WORK TO DO.
Only the pictures are omitted; repeat all other data exactly.

○ ○ ○

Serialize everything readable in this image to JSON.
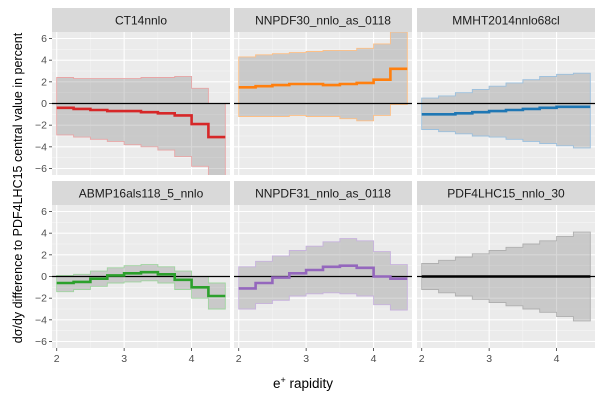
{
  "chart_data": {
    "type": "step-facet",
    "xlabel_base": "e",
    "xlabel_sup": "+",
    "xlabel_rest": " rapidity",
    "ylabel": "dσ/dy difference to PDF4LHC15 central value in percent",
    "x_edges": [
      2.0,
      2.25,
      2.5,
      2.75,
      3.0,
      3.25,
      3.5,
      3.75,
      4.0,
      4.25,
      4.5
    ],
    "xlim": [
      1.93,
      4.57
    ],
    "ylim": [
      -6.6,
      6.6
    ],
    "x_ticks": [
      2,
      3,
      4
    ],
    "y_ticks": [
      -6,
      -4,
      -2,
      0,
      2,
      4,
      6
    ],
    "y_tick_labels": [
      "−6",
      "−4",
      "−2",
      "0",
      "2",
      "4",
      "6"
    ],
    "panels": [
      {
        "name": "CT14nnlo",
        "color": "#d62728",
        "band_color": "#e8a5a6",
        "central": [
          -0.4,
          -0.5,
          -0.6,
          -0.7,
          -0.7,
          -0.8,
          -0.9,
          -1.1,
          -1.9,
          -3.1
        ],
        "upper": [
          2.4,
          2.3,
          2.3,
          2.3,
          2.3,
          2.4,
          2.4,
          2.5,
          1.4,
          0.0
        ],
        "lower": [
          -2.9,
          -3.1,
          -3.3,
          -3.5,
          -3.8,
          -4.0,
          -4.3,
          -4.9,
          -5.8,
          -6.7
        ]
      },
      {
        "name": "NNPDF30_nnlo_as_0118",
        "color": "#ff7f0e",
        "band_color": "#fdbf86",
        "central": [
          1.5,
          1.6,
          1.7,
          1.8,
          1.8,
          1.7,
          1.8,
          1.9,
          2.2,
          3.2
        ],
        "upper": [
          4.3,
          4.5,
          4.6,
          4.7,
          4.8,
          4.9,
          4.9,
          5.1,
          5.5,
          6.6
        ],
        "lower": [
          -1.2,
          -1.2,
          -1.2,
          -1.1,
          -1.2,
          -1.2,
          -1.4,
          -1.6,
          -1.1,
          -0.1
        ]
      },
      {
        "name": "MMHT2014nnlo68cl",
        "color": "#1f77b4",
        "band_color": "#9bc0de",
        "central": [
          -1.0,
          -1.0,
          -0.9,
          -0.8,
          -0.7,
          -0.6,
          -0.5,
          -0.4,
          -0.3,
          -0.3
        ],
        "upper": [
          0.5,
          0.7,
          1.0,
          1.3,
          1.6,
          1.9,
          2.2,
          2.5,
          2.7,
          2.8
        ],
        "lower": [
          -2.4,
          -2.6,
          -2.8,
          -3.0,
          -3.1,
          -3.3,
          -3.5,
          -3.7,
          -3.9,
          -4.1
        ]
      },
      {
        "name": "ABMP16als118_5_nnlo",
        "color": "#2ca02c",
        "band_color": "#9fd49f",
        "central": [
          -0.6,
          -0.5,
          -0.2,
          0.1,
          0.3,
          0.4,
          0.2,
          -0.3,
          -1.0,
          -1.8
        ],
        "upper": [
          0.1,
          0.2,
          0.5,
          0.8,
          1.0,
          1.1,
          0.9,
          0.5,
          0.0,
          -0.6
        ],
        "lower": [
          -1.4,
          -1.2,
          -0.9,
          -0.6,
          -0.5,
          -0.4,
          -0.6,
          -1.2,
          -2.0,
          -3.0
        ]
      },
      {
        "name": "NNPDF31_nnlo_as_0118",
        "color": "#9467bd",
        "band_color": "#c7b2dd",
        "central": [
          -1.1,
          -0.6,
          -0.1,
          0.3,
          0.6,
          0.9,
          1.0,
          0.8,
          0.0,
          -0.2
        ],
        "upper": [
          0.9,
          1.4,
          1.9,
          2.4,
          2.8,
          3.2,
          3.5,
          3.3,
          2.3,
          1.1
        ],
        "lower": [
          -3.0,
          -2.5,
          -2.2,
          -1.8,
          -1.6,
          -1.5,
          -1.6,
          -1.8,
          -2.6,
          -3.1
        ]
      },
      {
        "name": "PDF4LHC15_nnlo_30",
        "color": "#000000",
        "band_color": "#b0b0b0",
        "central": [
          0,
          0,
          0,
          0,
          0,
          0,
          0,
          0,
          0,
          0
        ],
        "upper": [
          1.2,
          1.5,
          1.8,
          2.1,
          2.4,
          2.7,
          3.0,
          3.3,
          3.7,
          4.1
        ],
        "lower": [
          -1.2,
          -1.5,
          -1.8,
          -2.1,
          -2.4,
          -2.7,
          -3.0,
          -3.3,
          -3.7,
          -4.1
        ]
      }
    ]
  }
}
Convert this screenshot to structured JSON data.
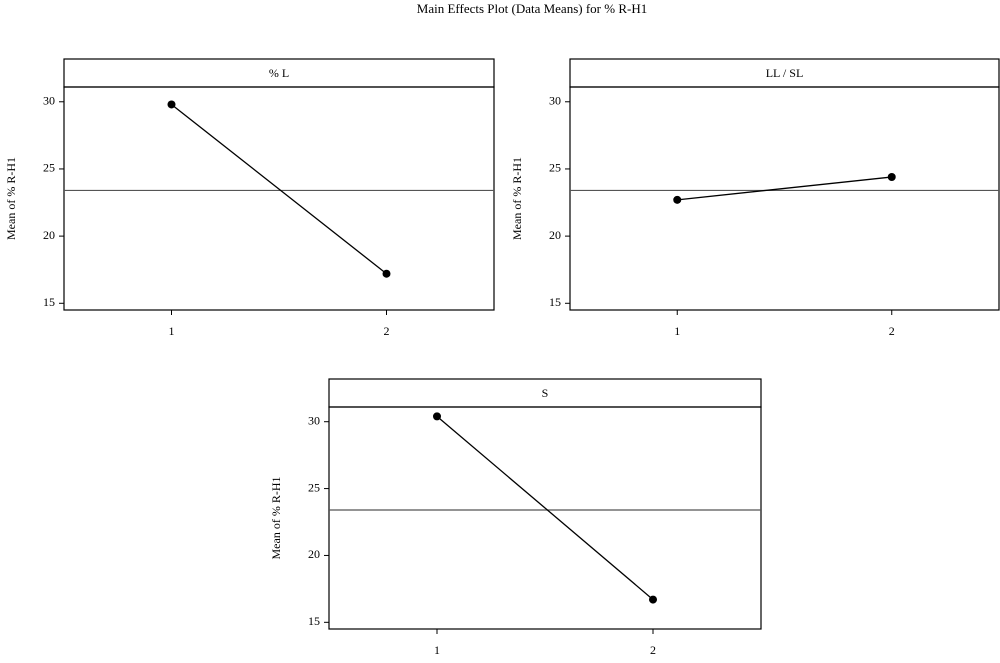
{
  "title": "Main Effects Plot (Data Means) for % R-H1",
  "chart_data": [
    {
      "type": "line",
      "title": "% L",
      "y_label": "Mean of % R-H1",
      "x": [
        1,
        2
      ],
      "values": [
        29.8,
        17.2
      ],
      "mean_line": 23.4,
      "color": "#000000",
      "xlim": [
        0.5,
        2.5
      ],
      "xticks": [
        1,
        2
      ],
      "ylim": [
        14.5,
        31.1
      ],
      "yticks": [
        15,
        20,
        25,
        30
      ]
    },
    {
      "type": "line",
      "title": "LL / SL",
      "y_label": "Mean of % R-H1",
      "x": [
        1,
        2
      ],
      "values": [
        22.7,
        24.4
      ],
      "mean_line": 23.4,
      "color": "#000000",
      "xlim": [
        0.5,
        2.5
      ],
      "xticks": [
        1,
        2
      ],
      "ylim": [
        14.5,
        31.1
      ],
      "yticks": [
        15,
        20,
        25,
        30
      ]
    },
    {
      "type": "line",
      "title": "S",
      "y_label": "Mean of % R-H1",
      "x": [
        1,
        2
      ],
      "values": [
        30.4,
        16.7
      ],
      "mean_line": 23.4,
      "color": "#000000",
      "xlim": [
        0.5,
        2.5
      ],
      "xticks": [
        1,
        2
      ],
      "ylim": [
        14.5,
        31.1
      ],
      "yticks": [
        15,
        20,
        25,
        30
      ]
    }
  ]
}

○ ○ ○

ANSWER FOR THIS EXERCISE.
Serialize everything readable in this image to JSON.
{
  "chart_data": {
    "type": "step-facet",
    "xlabel_base": "e",
    "xlabel_sup": "+",
    "xlabel_rest": " rapidity",
    "ylabel": "dσ/dy difference to PDF4LHC15 central value in percent",
    "x_edges": [
      2.0,
      2.25,
      2.5,
      2.75,
      3.0,
      3.25,
      3.5,
      3.75,
      4.0,
      4.25,
      4.5
    ],
    "xlim": [
      1.93,
      4.57
    ],
    "ylim": [
      -6.6,
      6.6
    ],
    "x_ticks": [
      2,
      3,
      4
    ],
    "y_ticks": [
      -6,
      -4,
      -2,
      0,
      2,
      4,
      6
    ],
    "y_tick_labels": [
      "−6",
      "−4",
      "−2",
      "0",
      "2",
      "4",
      "6"
    ],
    "panels": [
      {
        "name": "CT14nnlo",
        "color": "#d62728",
        "band_color": "#e8a5a6",
        "central": [
          -0.4,
          -0.5,
          -0.6,
          -0.7,
          -0.7,
          -0.8,
          -0.9,
          -1.1,
          -1.9,
          -3.1
        ],
        "upper": [
          2.4,
          2.3,
          2.3,
          2.3,
          2.3,
          2.4,
          2.4,
          2.5,
          1.4,
          0.0
        ],
        "lower": [
          -2.9,
          -3.1,
          -3.3,
          -3.5,
          -3.8,
          -4.0,
          -4.3,
          -4.9,
          -5.8,
          -6.7
        ]
      },
      {
        "name": "NNPDF30_nnlo_as_0118",
        "color": "#ff7f0e",
        "band_color": "#fdbf86",
        "central": [
          1.5,
          1.6,
          1.7,
          1.8,
          1.8,
          1.7,
          1.8,
          1.9,
          2.2,
          3.2
        ],
        "upper": [
          4.3,
          4.5,
          4.6,
          4.7,
          4.8,
          4.9,
          4.9,
          5.1,
          5.5,
          6.6
        ],
        "lower": [
          -1.2,
          -1.2,
          -1.2,
          -1.1,
          -1.2,
          -1.2,
          -1.4,
          -1.6,
          -1.1,
          -0.1
        ]
      },
      {
        "name": "MMHT2014nnlo68cl",
        "color": "#1f77b4",
        "band_color": "#9bc0de",
        "central": [
          -1.0,
          -1.0,
          -0.9,
          -0.8,
          -0.7,
          -0.6,
          -0.5,
          -0.4,
          -0.3,
          -0.3
        ],
        "upper": [
          0.5,
          0.7,
          1.0,
          1.3,
          1.6,
          1.9,
          2.2,
          2.5,
          2.7,
          2.8
        ],
        "lower": [
          -2.4,
          -2.6,
          -2.8,
          -3.0,
          -3.1,
          -3.3,
          -3.5,
          -3.7,
          -3.9,
          -4.1
        ]
      },
      {
        "name": "ABMP16als118_5_nnlo",
        "color": "#2ca02c",
        "band_color": "#9fd49f",
        "central": [
          -0.6,
          -0.5,
          -0.2,
          0.1,
          0.3,
          0.4,
          0.2,
          -0.3,
          -1.0,
          -1.8
        ],
        "upper": [
          0.1,
          0.2,
          0.5,
          0.8,
          1.0,
          1.1,
          0.9,
          0.5,
          0.0,
          -0.6
        ],
        "lower": [
          -1.4,
          -1.2,
          -0.9,
          -0.6,
          -0.5,
          -0.4,
          -0.6,
          -1.2,
          -2.0,
          -3.0
        ]
      },
      {
        "name": "NNPDF31_nnlo_as_0118",
        "color": "#9467bd",
        "band_color": "#c7b2dd",
        "central": [
          -1.1,
          -0.6,
          -0.1,
          0.3,
          0.6,
          0.9,
          1.0,
          0.8,
          0.0,
          -0.2
        ],
        "upper": [
          0.9,
          1.4,
          1.9,
          2.4,
          2.8,
          3.2,
          3.5,
          3.3,
          2.3,
          1.1
        ],
        "lower": [
          -3.0,
          -2.5,
          -2.2,
          -1.8,
          -1.6,
          -1.5,
          -1.6,
          -1.8,
          -2.6,
          -3.1
        ]
      },
      {
        "name": "PDF4LHC15_nnlo_30",
        "color": "#000000",
        "band_color": "#b0b0b0",
        "central": [
          0,
          0,
          0,
          0,
          0,
          0,
          0,
          0,
          0,
          0
        ],
        "upper": [
          1.2,
          1.5,
          1.8,
          2.1,
          2.4,
          2.7,
          3.0,
          3.3,
          3.7,
          4.1
        ],
        "lower": [
          -1.2,
          -1.5,
          -1.8,
          -2.1,
          -2.4,
          -2.7,
          -3.0,
          -3.3,
          -3.7,
          -4.1
        ]
      }
    ]
  }
}
Convert this screenshot to structured JSON data.
{
  "title": "Main Effects Plot (Data Means) for % R-H1",
  "chart_data": [
    {
      "type": "line",
      "title": "% L",
      "y_label": "Mean of % R-H1",
      "x": [
        1,
        2
      ],
      "values": [
        29.8,
        17.2
      ],
      "mean_line": 23.4,
      "color": "#000000",
      "xlim": [
        0.5,
        2.5
      ],
      "xticks": [
        1,
        2
      ],
      "ylim": [
        14.5,
        31.1
      ],
      "yticks": [
        15,
        20,
        25,
        30
      ]
    },
    {
      "type": "line",
      "title": "LL / SL",
      "y_label": "Mean of % R-H1",
      "x": [
        1,
        2
      ],
      "values": [
        22.7,
        24.4
      ],
      "mean_line": 23.4,
      "color": "#000000",
      "xlim": [
        0.5,
        2.5
      ],
      "xticks": [
        1,
        2
      ],
      "ylim": [
        14.5,
        31.1
      ],
      "yticks": [
        15,
        20,
        25,
        30
      ]
    },
    {
      "type": "line",
      "title": "S",
      "y_label": "Mean of % R-H1",
      "x": [
        1,
        2
      ],
      "values": [
        30.4,
        16.7
      ],
      "mean_line": 23.4,
      "color": "#000000",
      "xlim": [
        0.5,
        2.5
      ],
      "xticks": [
        1,
        2
      ],
      "ylim": [
        14.5,
        31.1
      ],
      "yticks": [
        15,
        20,
        25,
        30
      ]
    }
  ]
}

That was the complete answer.